## Set exercise:
Copy each line in which the string "terms" occurs.

## Recorded data:
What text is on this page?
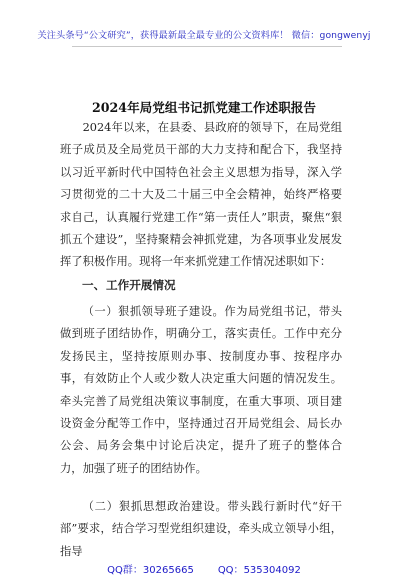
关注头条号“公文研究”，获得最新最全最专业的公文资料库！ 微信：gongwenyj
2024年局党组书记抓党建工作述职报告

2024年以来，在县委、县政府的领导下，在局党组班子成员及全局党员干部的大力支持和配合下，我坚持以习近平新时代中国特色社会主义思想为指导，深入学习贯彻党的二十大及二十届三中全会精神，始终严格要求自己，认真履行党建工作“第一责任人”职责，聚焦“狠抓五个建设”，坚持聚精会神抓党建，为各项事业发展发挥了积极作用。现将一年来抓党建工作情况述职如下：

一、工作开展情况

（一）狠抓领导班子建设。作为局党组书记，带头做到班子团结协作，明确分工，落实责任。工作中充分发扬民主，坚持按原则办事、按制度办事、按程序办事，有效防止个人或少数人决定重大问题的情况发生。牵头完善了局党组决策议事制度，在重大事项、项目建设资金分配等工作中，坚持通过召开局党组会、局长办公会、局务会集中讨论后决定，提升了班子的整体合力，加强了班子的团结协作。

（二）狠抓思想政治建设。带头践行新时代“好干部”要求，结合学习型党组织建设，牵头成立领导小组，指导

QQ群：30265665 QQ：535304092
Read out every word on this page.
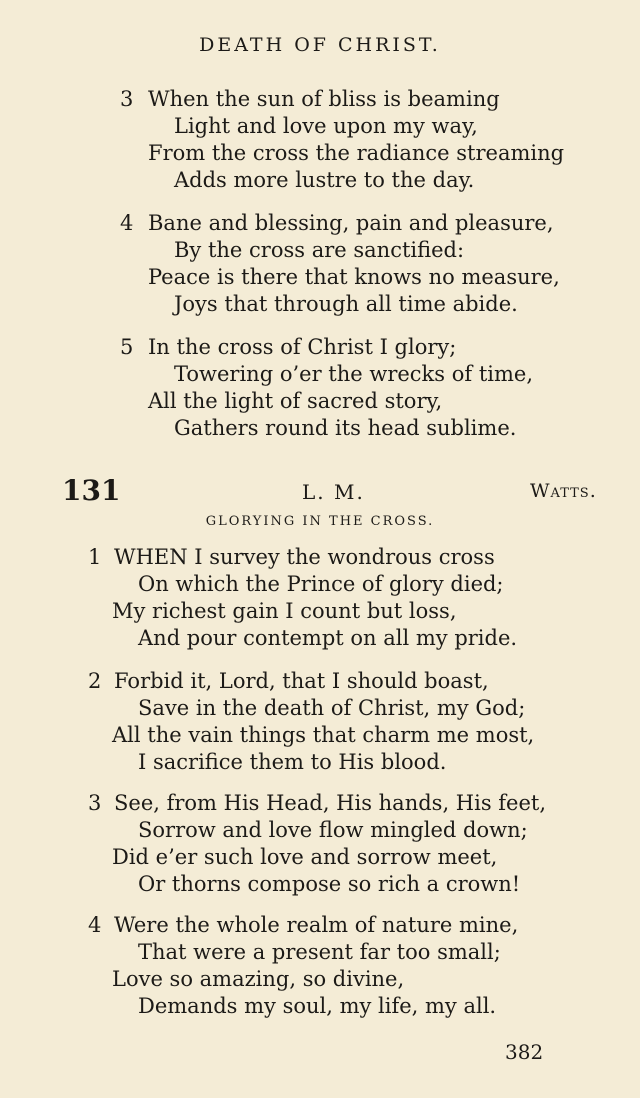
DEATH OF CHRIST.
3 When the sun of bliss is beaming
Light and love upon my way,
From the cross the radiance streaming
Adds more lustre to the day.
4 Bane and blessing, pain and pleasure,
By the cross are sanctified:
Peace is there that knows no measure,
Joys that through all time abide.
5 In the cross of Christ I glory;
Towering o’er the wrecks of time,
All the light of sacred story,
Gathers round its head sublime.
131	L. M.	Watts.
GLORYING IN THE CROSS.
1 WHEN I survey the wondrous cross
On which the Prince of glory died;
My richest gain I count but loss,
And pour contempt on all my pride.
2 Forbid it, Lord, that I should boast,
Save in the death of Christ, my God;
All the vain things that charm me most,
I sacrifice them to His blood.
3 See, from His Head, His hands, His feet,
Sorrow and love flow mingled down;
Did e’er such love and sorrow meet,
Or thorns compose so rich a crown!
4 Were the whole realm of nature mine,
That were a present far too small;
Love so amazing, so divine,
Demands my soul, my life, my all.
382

---

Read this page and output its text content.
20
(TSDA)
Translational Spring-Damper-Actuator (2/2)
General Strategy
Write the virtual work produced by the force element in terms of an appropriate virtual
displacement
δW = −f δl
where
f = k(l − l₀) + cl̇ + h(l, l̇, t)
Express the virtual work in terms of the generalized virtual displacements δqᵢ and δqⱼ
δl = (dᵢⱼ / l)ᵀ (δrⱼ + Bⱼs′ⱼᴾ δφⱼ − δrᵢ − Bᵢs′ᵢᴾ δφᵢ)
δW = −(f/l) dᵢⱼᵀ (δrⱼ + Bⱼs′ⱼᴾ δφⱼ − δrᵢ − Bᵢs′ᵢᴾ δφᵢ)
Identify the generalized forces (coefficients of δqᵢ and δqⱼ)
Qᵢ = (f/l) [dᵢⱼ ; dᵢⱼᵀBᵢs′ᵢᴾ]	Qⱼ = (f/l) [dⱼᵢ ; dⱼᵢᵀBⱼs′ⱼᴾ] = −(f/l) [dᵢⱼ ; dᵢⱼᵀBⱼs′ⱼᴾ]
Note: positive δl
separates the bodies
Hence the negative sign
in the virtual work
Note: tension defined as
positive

* * *

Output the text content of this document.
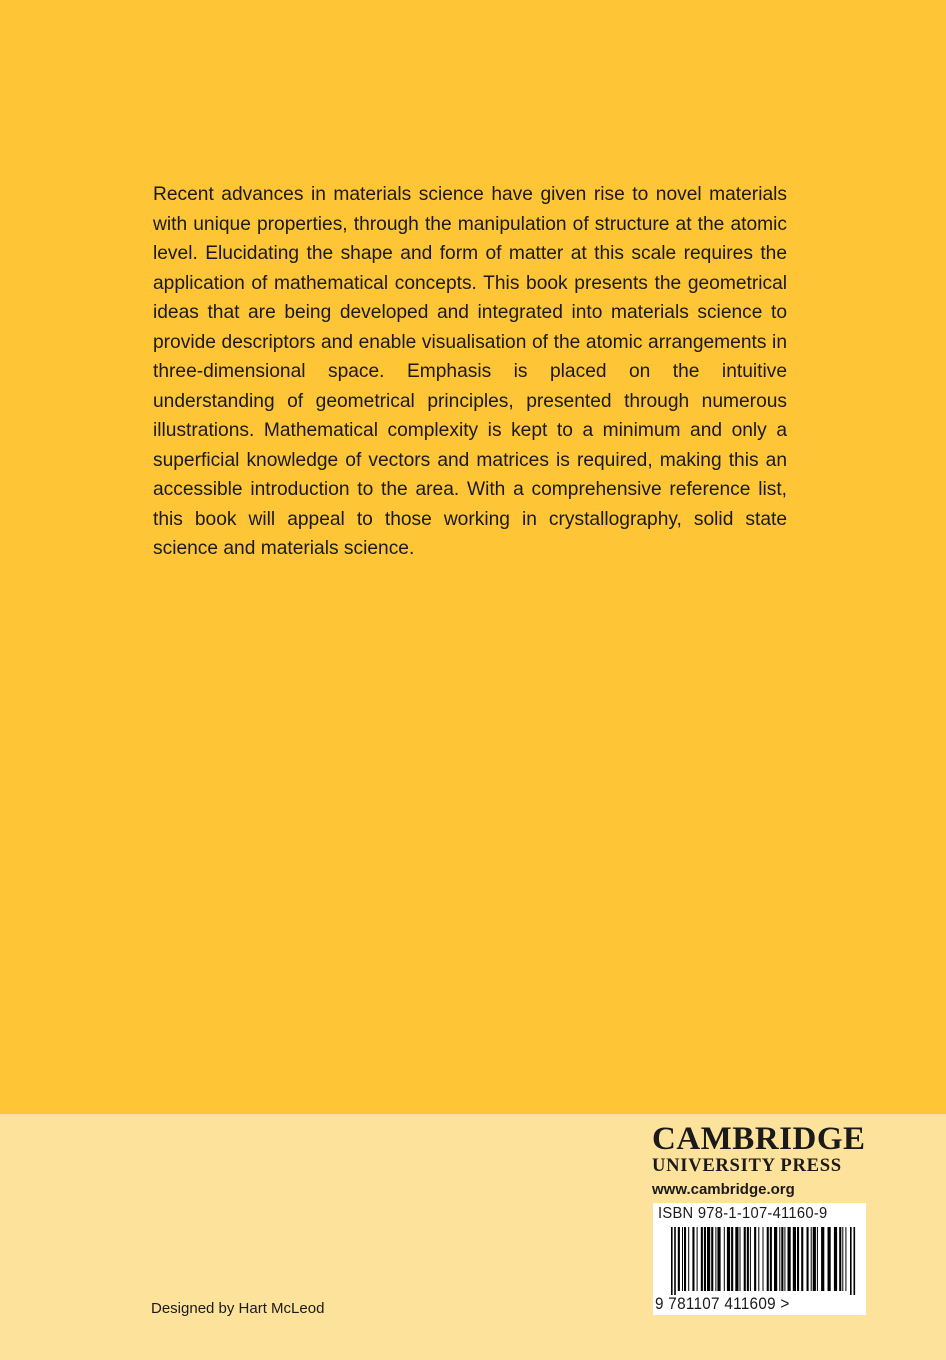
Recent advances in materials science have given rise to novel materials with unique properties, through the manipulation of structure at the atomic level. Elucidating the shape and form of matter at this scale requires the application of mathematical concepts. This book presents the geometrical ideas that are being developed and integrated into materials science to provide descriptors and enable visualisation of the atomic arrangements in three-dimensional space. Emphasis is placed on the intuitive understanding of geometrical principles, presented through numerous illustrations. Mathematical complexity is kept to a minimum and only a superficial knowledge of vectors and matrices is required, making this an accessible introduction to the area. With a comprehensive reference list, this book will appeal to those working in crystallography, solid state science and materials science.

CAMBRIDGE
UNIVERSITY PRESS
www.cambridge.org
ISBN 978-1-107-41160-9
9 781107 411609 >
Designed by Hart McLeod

## Output for this task:
Write the virtual work produced by the force element in terms of an appropriate virtual
Express the virtual work in terms of the generalized virtual displacements δqᵢ and δqⱼ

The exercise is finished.